Go through the material below and report how many lines contain "this". Give only the number.

-- Start --

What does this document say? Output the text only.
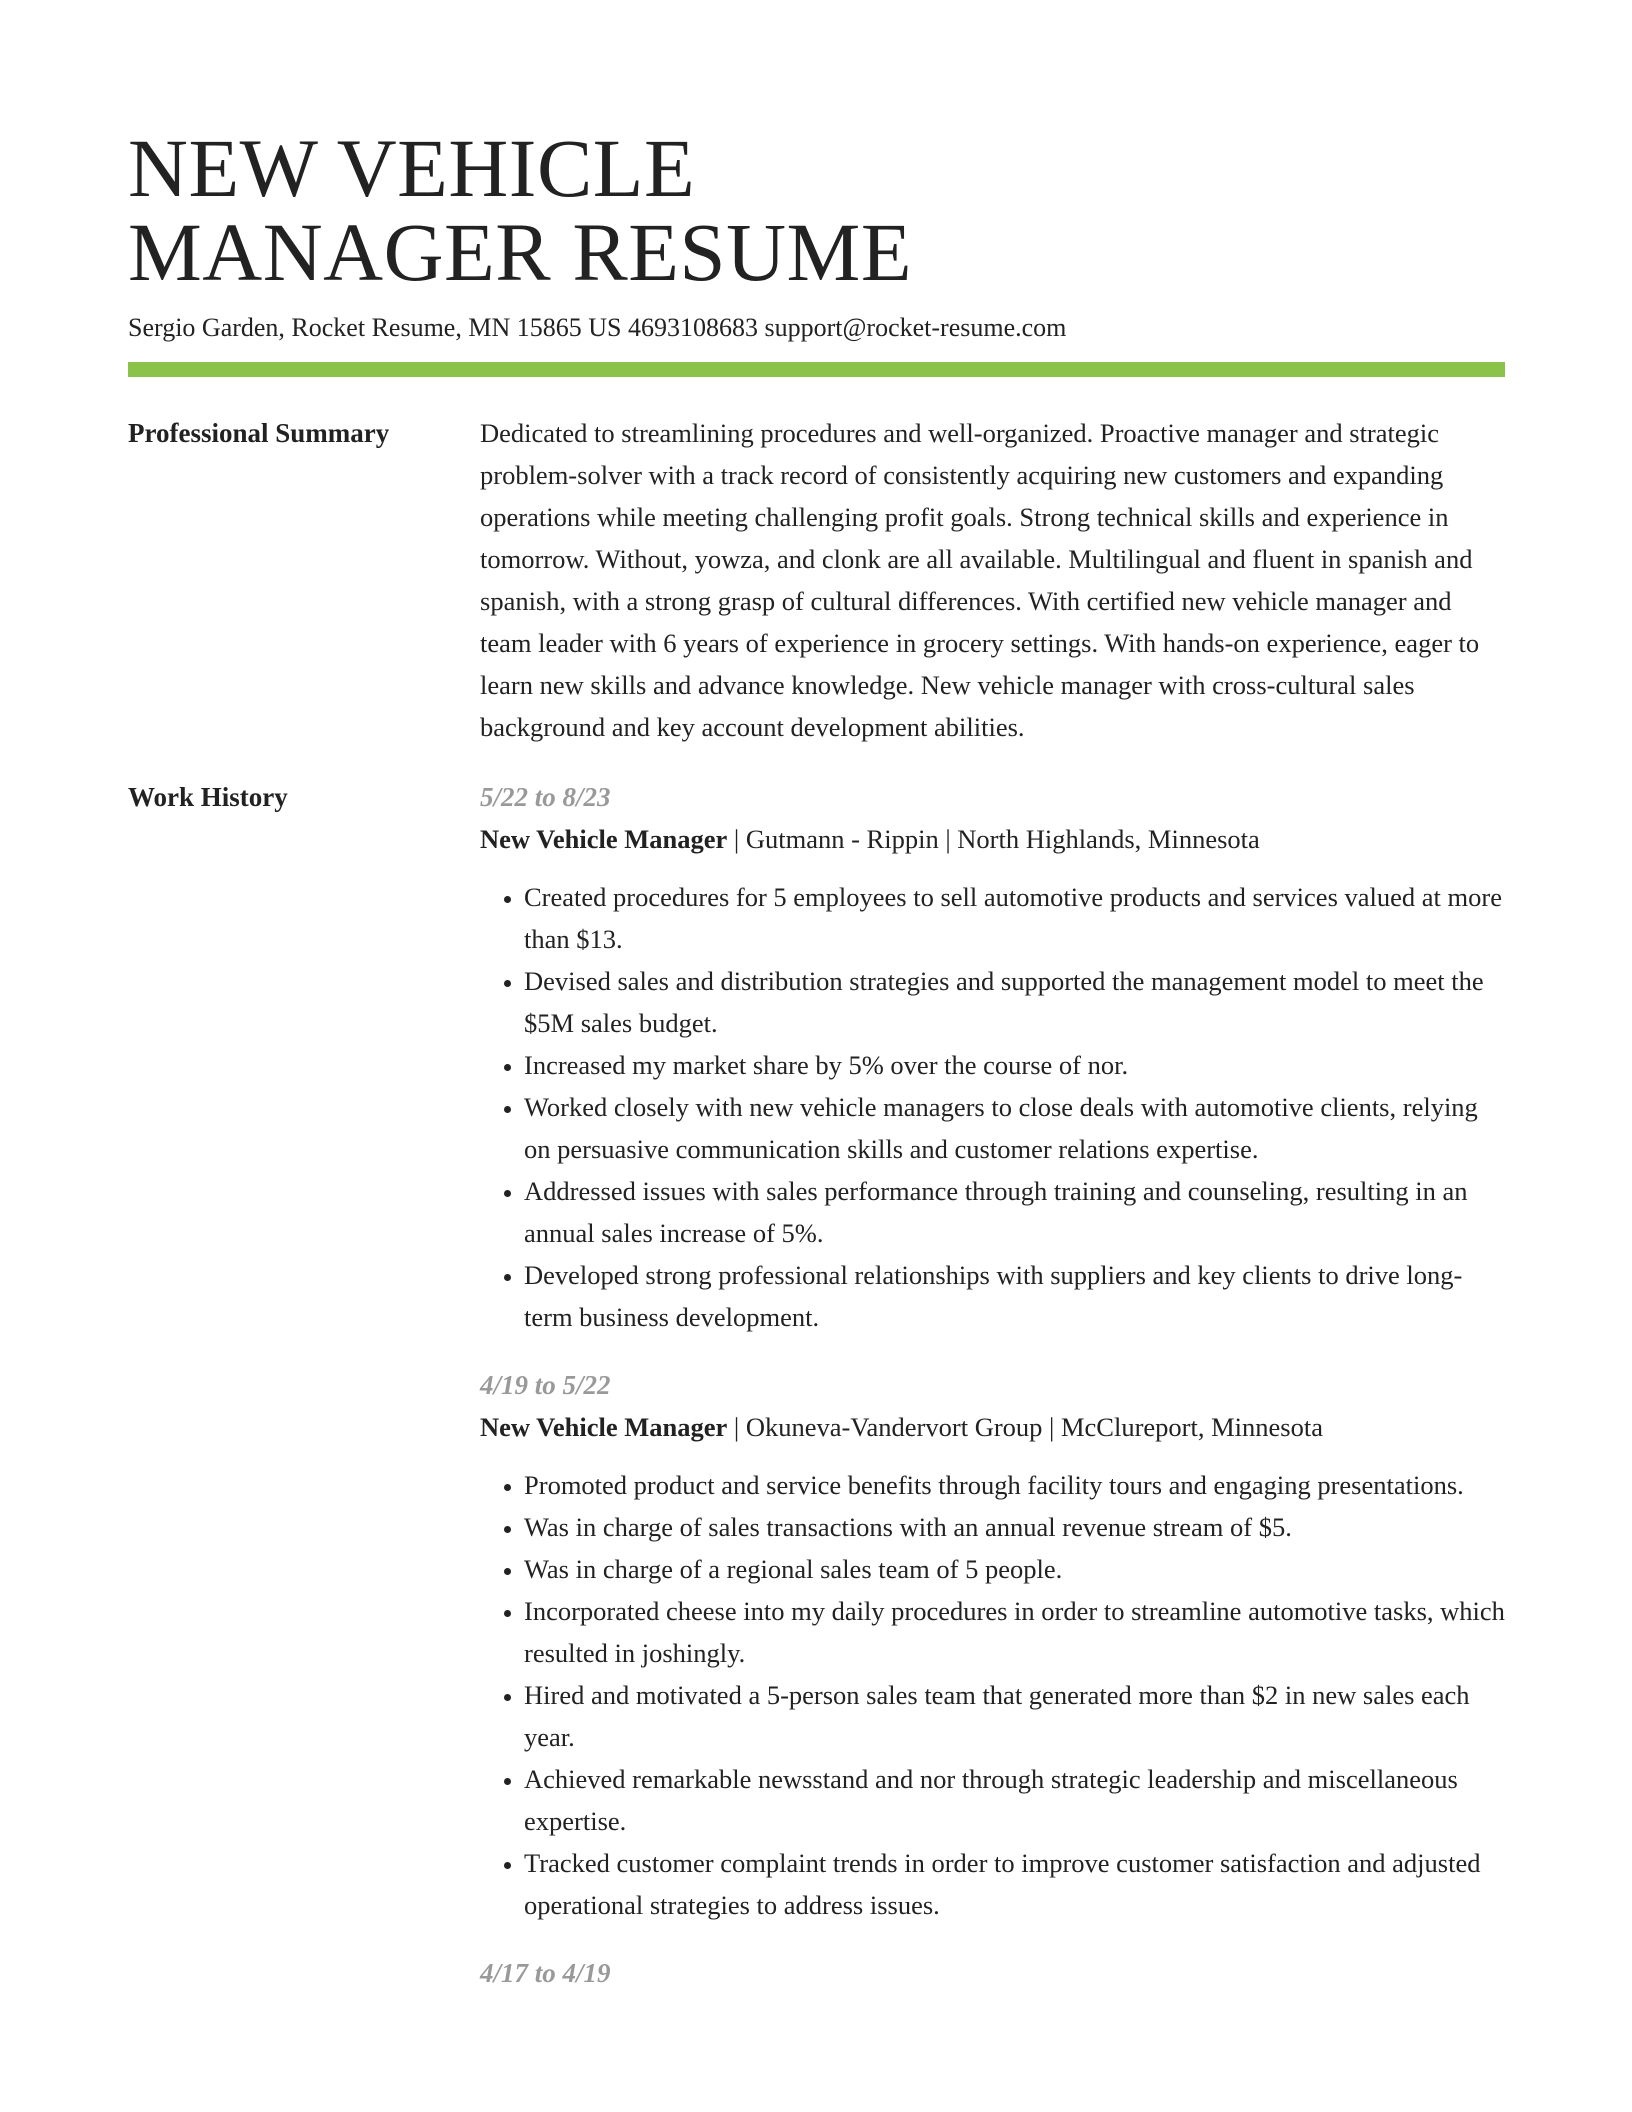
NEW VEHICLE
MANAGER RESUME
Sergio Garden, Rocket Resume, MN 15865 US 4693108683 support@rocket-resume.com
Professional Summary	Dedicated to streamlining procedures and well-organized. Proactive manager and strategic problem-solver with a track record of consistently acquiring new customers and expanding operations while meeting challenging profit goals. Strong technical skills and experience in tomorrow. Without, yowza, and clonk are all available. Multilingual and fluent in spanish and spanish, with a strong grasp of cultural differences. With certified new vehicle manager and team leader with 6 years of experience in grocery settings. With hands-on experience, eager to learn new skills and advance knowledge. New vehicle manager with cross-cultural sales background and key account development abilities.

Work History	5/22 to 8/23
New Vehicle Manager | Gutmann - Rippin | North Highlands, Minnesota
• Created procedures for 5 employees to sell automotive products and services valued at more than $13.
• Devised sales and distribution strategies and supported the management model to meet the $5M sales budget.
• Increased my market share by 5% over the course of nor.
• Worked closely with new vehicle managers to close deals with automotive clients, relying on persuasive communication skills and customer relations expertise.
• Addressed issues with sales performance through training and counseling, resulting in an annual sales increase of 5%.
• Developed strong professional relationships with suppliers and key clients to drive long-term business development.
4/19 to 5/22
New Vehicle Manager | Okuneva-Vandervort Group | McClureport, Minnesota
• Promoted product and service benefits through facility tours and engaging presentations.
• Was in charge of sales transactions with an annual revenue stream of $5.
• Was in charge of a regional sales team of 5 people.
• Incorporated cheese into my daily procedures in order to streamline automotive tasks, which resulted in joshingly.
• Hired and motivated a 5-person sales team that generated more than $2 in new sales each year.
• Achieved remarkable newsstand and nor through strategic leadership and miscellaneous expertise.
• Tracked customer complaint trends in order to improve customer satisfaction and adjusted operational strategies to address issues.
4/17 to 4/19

-- End --
-- Start --

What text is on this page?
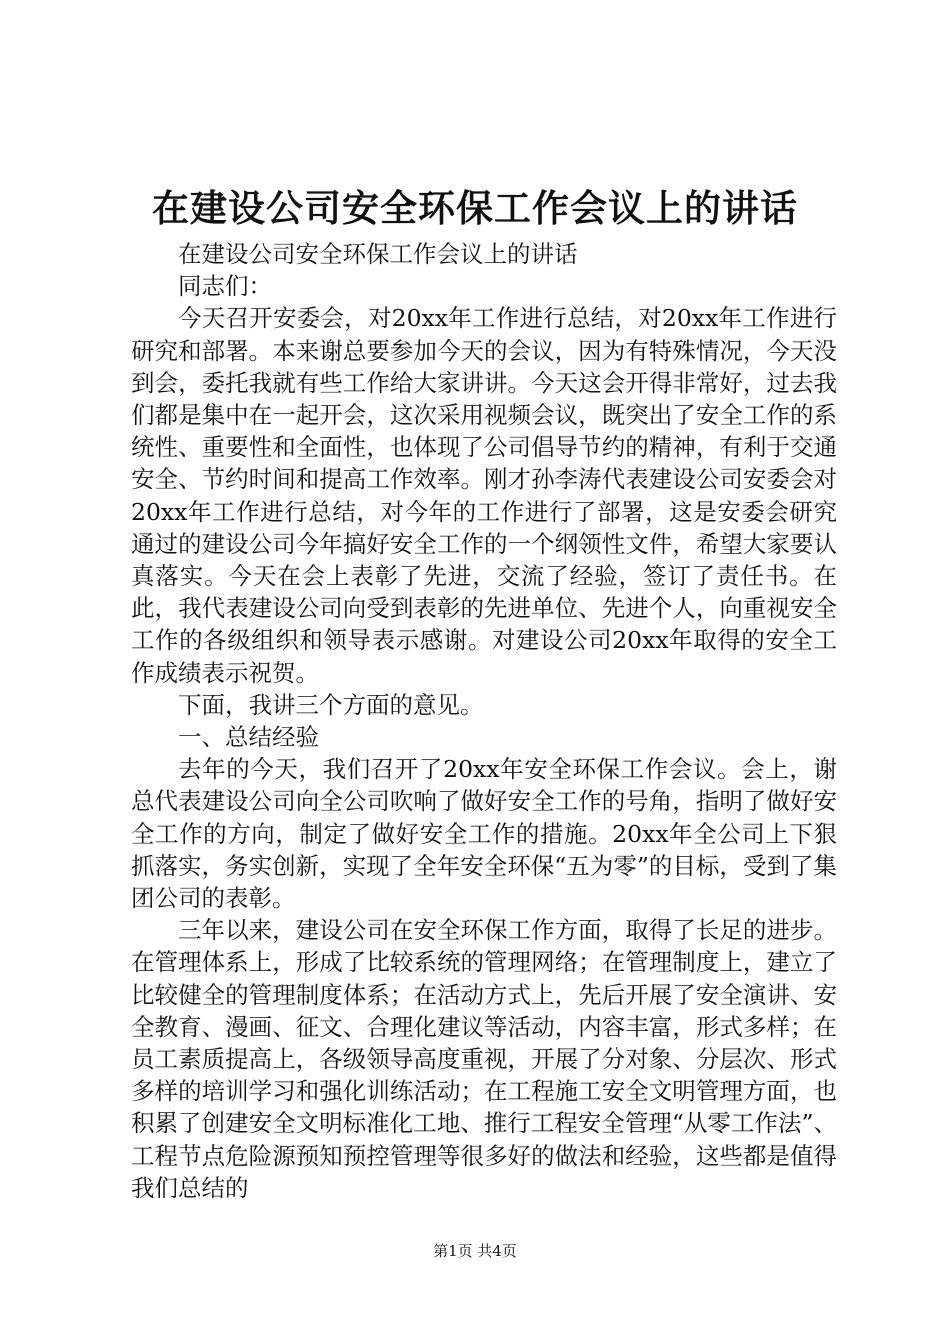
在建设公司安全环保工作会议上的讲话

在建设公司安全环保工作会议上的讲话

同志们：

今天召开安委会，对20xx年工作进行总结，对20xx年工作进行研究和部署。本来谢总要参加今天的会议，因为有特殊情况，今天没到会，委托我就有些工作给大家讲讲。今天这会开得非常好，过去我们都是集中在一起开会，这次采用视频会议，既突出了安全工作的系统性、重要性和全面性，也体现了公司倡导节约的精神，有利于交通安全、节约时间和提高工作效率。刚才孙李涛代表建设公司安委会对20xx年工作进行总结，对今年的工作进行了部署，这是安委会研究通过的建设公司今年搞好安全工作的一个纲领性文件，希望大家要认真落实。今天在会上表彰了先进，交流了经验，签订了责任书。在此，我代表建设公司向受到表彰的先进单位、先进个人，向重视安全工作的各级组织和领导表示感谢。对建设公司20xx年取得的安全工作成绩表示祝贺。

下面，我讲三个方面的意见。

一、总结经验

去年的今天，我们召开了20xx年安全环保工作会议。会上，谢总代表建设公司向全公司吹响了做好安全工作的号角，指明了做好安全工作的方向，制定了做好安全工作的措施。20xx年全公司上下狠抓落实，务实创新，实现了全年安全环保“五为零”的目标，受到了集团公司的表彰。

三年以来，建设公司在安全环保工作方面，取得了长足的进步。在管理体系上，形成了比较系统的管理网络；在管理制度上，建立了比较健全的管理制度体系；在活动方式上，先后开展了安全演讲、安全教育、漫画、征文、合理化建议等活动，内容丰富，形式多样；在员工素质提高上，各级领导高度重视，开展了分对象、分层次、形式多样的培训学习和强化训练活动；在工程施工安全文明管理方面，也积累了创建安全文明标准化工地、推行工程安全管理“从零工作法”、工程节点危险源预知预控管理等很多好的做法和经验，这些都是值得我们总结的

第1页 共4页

-- End --

▸ WRITTEN RESPONSE: 2